Reproduce the records below exactly, leaving out any pictures.

▸ **Data to use**:
•••
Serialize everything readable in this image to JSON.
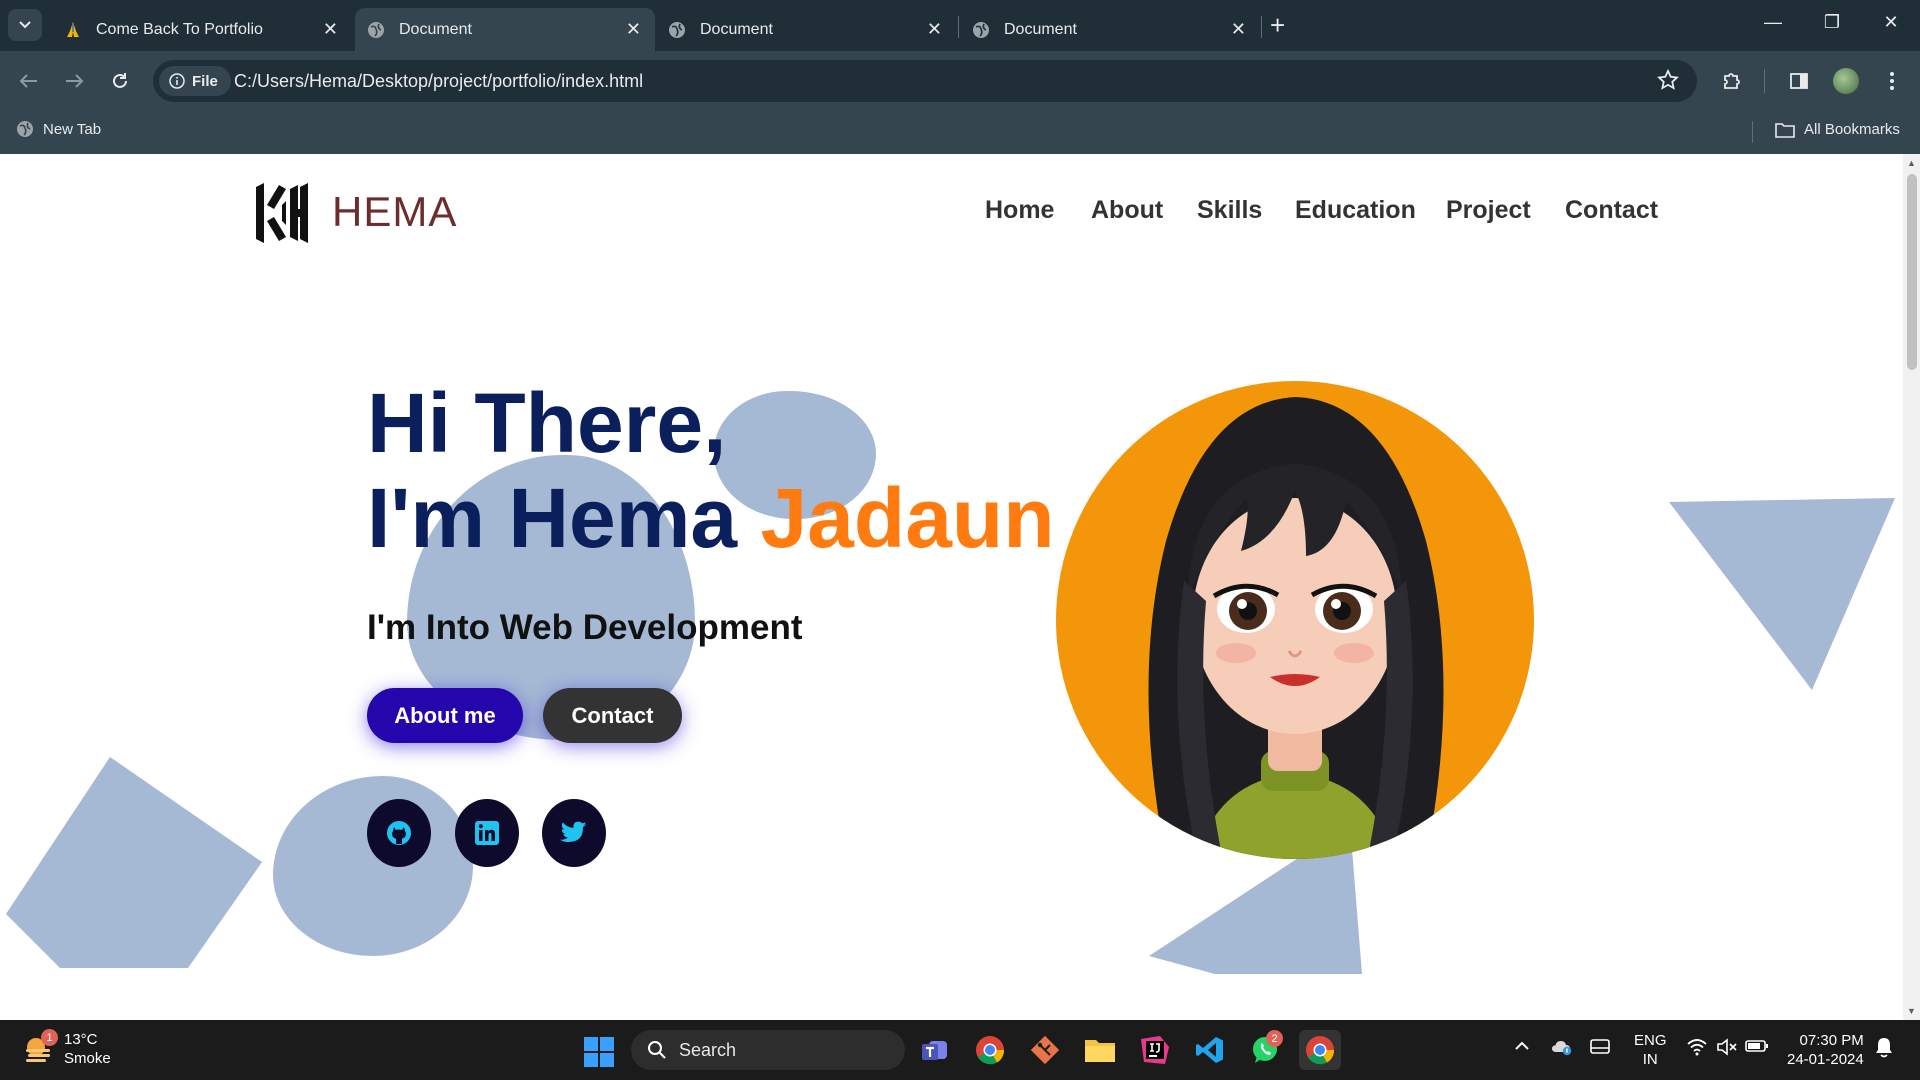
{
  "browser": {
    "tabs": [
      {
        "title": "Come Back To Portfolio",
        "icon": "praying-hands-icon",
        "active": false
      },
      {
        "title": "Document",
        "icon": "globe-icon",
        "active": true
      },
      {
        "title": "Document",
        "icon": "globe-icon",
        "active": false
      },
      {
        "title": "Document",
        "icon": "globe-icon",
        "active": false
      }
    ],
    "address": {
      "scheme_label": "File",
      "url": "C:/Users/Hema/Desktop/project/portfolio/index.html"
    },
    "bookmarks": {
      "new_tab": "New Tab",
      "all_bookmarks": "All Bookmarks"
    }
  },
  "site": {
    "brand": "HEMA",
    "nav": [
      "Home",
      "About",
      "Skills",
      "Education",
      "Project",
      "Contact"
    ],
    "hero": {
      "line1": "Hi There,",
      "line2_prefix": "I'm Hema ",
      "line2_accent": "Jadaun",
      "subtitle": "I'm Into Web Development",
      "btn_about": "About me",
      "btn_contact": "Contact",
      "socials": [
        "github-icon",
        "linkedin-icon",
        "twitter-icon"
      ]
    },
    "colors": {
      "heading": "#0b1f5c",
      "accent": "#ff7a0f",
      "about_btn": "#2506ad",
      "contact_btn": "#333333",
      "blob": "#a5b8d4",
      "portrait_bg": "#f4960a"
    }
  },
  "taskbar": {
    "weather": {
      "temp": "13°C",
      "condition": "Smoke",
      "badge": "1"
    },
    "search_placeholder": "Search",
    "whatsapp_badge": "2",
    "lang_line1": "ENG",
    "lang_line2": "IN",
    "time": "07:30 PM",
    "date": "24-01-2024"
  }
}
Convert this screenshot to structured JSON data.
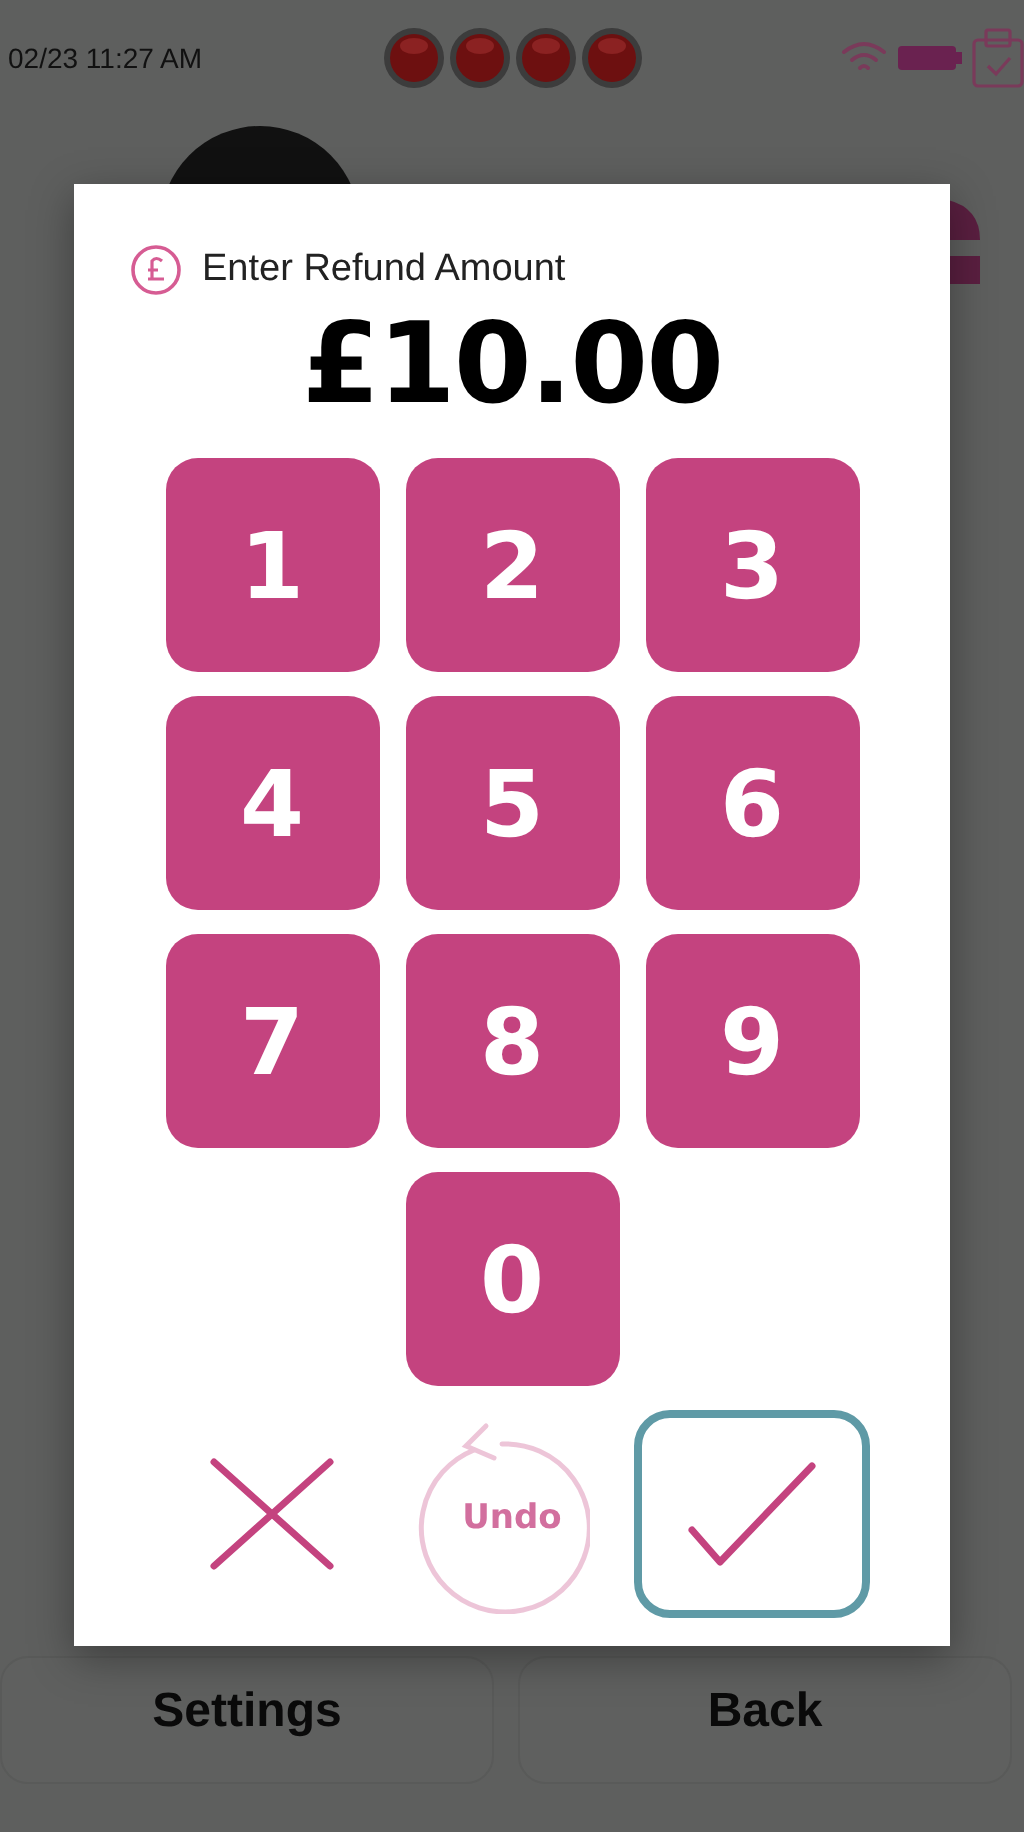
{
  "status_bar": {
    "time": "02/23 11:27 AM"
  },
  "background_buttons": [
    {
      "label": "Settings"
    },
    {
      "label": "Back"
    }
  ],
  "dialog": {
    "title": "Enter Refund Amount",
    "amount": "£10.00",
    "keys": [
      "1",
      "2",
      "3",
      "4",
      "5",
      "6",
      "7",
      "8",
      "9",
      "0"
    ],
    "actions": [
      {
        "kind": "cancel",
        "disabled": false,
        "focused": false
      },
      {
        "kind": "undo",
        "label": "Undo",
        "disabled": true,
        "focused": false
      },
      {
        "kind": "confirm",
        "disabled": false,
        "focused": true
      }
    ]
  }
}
•••
▸ **Result for this task**:
Serialize everything readable in this image to JSON.
{
  "browser": {
    "tabs": [
      {
        "title": "Come Back To Portfolio",
        "icon": "praying-hands-icon",
        "active": false
      },
      {
        "title": "Document",
        "icon": "globe-icon",
        "active": true
      },
      {
        "title": "Document",
        "icon": "globe-icon",
        "active": false
      },
      {
        "title": "Document",
        "icon": "globe-icon",
        "active": false
      }
    ],
    "address": {
      "scheme_label": "File",
      "url": "C:/Users/Hema/Desktop/project/portfolio/index.html"
    },
    "bookmarks": {
      "new_tab": "New Tab",
      "all_bookmarks": "All Bookmarks"
    }
  },
  "site": {
    "brand": "HEMA",
    "nav": [
      "Home",
      "About",
      "Skills",
      "Education",
      "Project",
      "Contact"
    ],
    "hero": {
      "line1": "Hi There,",
      "line2_prefix": "I'm Hema ",
      "line2_accent": "Jadaun",
      "subtitle": "I'm Into Web Development",
      "btn_about": "About me",
      "btn_contact": "Contact",
      "socials": [
        "github-icon",
        "linkedin-icon",
        "twitter-icon"
      ]
    },
    "colors": {
      "heading": "#0b1f5c",
      "accent": "#ff7a0f",
      "about_btn": "#2506ad",
      "contact_btn": "#333333",
      "blob": "#a5b8d4",
      "portrait_bg": "#f4960a"
    }
  },
  "taskbar": {
    "weather": {
      "temp": "13°C",
      "condition": "Smoke",
      "badge": "1"
    },
    "search_placeholder": "Search",
    "whatsapp_badge": "2",
    "lang_line1": "ENG",
    "lang_line2": "IN",
    "time": "07:30 PM",
    "date": "24-01-2024"
  }
}
Convert this screenshot to structured JSON data.
{
  "status_bar": {
    "time": "02/23 11:27 AM"
  },
  "background_buttons": [
    {
      "label": "Settings"
    },
    {
      "label": "Back"
    }
  ],
  "dialog": {
    "title": "Enter Refund Amount",
    "amount": "£10.00",
    "keys": [
      "1",
      "2",
      "3",
      "4",
      "5",
      "6",
      "7",
      "8",
      "9",
      "0"
    ],
    "actions": [
      {
        "kind": "cancel",
        "disabled": false,
        "focused": false
      },
      {
        "kind": "undo",
        "label": "Undo",
        "disabled": true,
        "focused": false
      },
      {
        "kind": "confirm",
        "disabled": false,
        "focused": true
      }
    ]
  }
}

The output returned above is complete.